■ **Provided records**
•••

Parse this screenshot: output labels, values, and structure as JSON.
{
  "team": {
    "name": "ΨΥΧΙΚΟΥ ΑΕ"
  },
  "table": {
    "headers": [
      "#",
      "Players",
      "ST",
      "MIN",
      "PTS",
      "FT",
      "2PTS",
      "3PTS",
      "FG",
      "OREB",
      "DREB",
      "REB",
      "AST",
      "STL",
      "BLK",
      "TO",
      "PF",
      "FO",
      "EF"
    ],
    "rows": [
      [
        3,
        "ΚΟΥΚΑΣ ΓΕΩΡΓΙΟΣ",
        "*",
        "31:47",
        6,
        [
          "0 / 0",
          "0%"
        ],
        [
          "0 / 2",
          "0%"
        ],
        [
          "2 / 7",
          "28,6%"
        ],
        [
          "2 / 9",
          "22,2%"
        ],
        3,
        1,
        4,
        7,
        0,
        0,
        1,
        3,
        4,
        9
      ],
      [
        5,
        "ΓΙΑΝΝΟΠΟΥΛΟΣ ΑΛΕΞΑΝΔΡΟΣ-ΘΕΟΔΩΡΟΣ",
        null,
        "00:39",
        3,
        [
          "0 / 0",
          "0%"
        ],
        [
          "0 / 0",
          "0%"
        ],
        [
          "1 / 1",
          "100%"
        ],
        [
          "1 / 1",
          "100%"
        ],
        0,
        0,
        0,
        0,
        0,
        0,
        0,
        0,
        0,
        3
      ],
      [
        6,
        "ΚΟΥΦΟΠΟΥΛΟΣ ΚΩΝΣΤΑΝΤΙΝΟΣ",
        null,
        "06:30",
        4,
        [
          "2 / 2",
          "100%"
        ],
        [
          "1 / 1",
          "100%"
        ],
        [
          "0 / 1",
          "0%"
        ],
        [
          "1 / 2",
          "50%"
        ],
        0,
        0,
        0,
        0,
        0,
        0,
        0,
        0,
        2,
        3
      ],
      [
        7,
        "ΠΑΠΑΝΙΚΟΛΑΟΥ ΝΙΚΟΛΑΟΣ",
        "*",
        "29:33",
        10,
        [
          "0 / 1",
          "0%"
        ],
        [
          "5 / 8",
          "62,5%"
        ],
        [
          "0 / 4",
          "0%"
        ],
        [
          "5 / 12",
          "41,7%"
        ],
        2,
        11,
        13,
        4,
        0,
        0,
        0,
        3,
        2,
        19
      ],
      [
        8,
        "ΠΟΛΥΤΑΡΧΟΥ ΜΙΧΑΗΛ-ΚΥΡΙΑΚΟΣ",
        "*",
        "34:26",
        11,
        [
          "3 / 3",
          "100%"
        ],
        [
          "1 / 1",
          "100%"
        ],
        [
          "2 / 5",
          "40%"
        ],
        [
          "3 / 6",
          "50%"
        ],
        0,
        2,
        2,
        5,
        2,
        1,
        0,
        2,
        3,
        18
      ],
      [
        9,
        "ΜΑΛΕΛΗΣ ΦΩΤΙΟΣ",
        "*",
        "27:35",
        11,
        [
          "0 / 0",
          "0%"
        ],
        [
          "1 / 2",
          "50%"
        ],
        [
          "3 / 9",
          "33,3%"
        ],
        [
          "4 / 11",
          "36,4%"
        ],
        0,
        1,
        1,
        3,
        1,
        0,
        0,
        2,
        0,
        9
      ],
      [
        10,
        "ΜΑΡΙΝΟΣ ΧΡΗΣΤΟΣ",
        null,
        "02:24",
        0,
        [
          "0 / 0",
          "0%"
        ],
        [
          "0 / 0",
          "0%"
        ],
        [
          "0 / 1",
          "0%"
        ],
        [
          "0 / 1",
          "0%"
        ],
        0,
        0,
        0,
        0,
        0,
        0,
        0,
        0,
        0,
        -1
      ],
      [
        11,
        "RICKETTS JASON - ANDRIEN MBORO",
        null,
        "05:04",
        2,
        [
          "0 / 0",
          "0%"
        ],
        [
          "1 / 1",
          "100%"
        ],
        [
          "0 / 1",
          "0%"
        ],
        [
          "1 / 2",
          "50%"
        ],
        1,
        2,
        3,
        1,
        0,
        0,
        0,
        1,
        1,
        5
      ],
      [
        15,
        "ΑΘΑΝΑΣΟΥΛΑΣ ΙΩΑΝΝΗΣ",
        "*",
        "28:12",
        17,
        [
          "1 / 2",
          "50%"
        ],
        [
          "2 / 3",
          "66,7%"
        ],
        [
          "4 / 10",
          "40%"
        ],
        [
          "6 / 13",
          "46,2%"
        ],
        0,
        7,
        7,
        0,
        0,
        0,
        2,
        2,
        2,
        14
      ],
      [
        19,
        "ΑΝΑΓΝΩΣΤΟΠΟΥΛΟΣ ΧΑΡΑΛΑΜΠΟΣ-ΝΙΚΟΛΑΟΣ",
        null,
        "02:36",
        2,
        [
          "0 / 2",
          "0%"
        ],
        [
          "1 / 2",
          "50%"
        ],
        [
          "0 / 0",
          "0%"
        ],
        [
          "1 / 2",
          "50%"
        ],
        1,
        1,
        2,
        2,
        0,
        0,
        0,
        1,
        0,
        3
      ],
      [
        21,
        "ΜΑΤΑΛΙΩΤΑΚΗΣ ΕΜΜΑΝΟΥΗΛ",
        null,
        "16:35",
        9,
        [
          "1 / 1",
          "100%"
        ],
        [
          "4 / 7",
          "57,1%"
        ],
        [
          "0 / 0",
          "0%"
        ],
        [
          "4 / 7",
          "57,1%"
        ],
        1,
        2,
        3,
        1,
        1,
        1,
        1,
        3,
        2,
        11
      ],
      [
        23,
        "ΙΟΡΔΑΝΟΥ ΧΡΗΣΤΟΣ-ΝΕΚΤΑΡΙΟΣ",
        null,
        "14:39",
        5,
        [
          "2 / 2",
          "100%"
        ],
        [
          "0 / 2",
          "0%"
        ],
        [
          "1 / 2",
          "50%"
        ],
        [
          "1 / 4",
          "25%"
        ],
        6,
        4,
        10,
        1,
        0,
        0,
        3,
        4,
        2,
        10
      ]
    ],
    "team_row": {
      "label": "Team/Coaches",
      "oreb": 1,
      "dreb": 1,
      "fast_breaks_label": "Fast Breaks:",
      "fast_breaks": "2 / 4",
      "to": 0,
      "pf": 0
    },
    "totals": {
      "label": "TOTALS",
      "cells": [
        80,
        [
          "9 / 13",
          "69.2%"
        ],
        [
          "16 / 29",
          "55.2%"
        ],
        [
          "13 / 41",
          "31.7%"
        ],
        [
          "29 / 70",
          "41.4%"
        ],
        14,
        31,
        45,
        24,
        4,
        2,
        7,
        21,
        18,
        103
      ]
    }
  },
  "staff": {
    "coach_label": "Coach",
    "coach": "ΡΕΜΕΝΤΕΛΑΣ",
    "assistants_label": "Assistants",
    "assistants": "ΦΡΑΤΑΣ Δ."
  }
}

•••

■ **Problem**
Search the records for the word "ΝΙΚΟΛΑΟΣ", then list every line that has it.

■ **Completed task**
        "ΠΑΠΑΝΙΚΟΛΑΟΥ ΝΙΚΟΛΑΟΣ",
        "ΑΝΑΓΝΩΣΤΟΠΟΥΛΟΣ ΧΑΡΑΛΑΜΠΟΣ-ΝΙΚΟΛΑΟΣ",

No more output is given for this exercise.